══ DATA SHOWN ══
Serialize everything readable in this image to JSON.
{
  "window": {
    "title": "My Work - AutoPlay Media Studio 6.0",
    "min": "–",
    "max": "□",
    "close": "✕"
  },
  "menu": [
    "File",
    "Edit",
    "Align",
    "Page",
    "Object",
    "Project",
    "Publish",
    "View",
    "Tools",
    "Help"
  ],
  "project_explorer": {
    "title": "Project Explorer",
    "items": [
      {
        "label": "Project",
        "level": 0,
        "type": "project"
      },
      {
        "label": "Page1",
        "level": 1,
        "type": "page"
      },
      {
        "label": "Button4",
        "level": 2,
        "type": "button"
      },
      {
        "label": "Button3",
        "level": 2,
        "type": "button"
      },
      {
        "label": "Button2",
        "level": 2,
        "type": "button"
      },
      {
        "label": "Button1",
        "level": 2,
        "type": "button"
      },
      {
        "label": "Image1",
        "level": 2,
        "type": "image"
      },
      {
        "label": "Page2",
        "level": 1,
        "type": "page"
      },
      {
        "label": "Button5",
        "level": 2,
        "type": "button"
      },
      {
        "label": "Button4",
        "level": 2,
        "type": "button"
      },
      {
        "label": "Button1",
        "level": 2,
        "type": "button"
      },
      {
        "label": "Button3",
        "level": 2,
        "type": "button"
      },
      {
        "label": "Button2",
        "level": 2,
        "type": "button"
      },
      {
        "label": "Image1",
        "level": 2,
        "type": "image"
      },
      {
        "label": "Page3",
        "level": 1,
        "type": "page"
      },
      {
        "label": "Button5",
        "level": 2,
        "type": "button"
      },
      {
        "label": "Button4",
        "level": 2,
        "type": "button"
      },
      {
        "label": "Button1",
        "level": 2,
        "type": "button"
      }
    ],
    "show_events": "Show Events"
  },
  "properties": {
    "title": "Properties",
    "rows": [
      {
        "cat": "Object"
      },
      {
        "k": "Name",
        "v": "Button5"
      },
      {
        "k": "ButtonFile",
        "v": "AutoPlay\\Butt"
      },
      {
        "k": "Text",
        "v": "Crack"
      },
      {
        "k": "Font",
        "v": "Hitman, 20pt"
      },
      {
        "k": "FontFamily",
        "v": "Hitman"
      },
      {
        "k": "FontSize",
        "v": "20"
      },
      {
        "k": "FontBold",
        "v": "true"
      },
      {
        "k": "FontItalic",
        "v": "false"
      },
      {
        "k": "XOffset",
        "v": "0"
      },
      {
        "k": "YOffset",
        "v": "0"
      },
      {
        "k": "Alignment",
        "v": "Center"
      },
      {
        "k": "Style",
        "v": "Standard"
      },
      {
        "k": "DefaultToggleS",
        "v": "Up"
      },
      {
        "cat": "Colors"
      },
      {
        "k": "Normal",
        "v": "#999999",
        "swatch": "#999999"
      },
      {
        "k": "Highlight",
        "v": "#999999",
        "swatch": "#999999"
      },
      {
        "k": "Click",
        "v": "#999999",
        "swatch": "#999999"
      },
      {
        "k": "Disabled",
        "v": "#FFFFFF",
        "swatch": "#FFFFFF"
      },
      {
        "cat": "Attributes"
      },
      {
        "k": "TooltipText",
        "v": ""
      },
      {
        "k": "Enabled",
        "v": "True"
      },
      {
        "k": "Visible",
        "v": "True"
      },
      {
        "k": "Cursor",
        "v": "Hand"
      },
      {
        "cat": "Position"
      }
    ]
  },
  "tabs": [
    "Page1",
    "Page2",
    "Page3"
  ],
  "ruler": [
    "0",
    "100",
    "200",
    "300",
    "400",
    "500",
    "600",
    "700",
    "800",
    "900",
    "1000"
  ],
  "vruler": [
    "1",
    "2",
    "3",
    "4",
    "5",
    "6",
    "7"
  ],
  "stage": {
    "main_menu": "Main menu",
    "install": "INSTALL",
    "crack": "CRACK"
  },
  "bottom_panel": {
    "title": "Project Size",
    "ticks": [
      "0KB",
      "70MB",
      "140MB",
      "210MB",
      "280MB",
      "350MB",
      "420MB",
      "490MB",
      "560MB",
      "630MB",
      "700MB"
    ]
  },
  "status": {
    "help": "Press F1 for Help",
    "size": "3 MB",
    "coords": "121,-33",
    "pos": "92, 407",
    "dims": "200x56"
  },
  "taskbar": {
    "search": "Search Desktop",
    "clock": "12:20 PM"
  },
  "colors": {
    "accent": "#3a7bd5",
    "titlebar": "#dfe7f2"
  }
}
═══
### THE TASK
Set down the entries above again, word for word.

### WRITTEN ANSWER
Serialize everything readable in this image to JSON.
{
  "window": {
    "title": "My Work - AutoPlay Media Studio 6.0",
    "min": "–",
    "max": "□",
    "close": "✕"
  },
  "menu": [
    "File",
    "Edit",
    "Align",
    "Page",
    "Object",
    "Project",
    "Publish",
    "View",
    "Tools",
    "Help"
  ],
  "project_explorer": {
    "title": "Project Explorer",
    "items": [
      {
        "label": "Project",
        "level": 0,
        "type": "project"
      },
      {
        "label": "Page1",
        "level": 1,
        "type": "page"
      },
      {
        "label": "Button4",
        "level": 2,
        "type": "button"
      },
      {
        "label": "Button3",
        "level": 2,
        "type": "button"
      },
      {
        "label": "Button2",
        "level": 2,
        "type": "button"
      },
      {
        "label": "Button1",
        "level": 2,
        "type": "button"
      },
      {
        "label": "Image1",
        "level": 2,
        "type": "image"
      },
      {
        "label": "Page2",
        "level": 1,
        "type": "page"
      },
      {
        "label": "Button5",
        "level": 2,
        "type": "button"
      },
      {
        "label": "Button4",
        "level": 2,
        "type": "button"
      },
      {
        "label": "Button1",
        "level": 2,
        "type": "button"
      },
      {
        "label": "Button3",
        "level": 2,
        "type": "button"
      },
      {
        "label": "Button2",
        "level": 2,
        "type": "button"
      },
      {
        "label": "Image1",
        "level": 2,
        "type": "image"
      },
      {
        "label": "Page3",
        "level": 1,
        "type": "page"
      },
      {
        "label": "Button5",
        "level": 2,
        "type": "button"
      },
      {
        "label": "Button4",
        "level": 2,
        "type": "button"
      },
      {
        "label": "Button1",
        "level": 2,
        "type": "button"
      }
    ],
    "show_events": "Show Events"
  },
  "properties": {
    "title": "Properties",
    "rows": [
      {
        "cat": "Object"
      },
      {
        "k": "Name",
        "v": "Button5"
      },
      {
        "k": "ButtonFile",
        "v": "AutoPlay\\Butt"
      },
      {
        "k": "Text",
        "v": "Crack"
      },
      {
        "k": "Font",
        "v": "Hitman, 20pt"
      },
      {
        "k": "FontFamily",
        "v": "Hitman"
      },
      {
        "k": "FontSize",
        "v": "20"
      },
      {
        "k": "FontBold",
        "v": "true"
      },
      {
        "k": "FontItalic",
        "v": "false"
      },
      {
        "k": "XOffset",
        "v": "0"
      },
      {
        "k": "YOffset",
        "v": "0"
      },
      {
        "k": "Alignment",
        "v": "Center"
      },
      {
        "k": "Style",
        "v": "Standard"
      },
      {
        "k": "DefaultToggleS",
        "v": "Up"
      },
      {
        "cat": "Colors"
      },
      {
        "k": "Normal",
        "v": "#999999",
        "swatch": "#999999"
      },
      {
        "k": "Highlight",
        "v": "#999999",
        "swatch": "#999999"
      },
      {
        "k": "Click",
        "v": "#999999",
        "swatch": "#999999"
      },
      {
        "k": "Disabled",
        "v": "#FFFFFF",
        "swatch": "#FFFFFF"
      },
      {
        "cat": "Attributes"
      },
      {
        "k": "TooltipText",
        "v": ""
      },
      {
        "k": "Enabled",
        "v": "True"
      },
      {
        "k": "Visible",
        "v": "True"
      },
      {
        "k": "Cursor",
        "v": "Hand"
      },
      {
        "cat": "Position"
      }
    ]
  },
  "tabs": [
    "Page1",
    "Page2",
    "Page3"
  ],
  "ruler": [
    "0",
    "100",
    "200",
    "300",
    "400",
    "500",
    "600",
    "700",
    "800",
    "900",
    "1000"
  ],
  "vruler": [
    "1",
    "2",
    "3",
    "4",
    "5",
    "6",
    "7"
  ],
  "stage": {
    "main_menu": "Main menu",
    "install": "INSTALL",
    "crack": "CRACK"
  },
  "bottom_panel": {
    "title": "Project Size",
    "ticks": [
      "0KB",
      "70MB",
      "140MB",
      "210MB",
      "280MB",
      "350MB",
      "420MB",
      "490MB",
      "560MB",
      "630MB",
      "700MB"
    ]
  },
  "status": {
    "help": "Press F1 for Help",
    "size": "3 MB",
    "coords": "121,-33",
    "pos": "92, 407",
    "dims": "200x56"
  },
  "taskbar": {
    "search": "Search Desktop",
    "clock": "12:20 PM"
  },
  "colors": {
    "accent": "#3a7bd5",
    "titlebar": "#dfe7f2"
  }
}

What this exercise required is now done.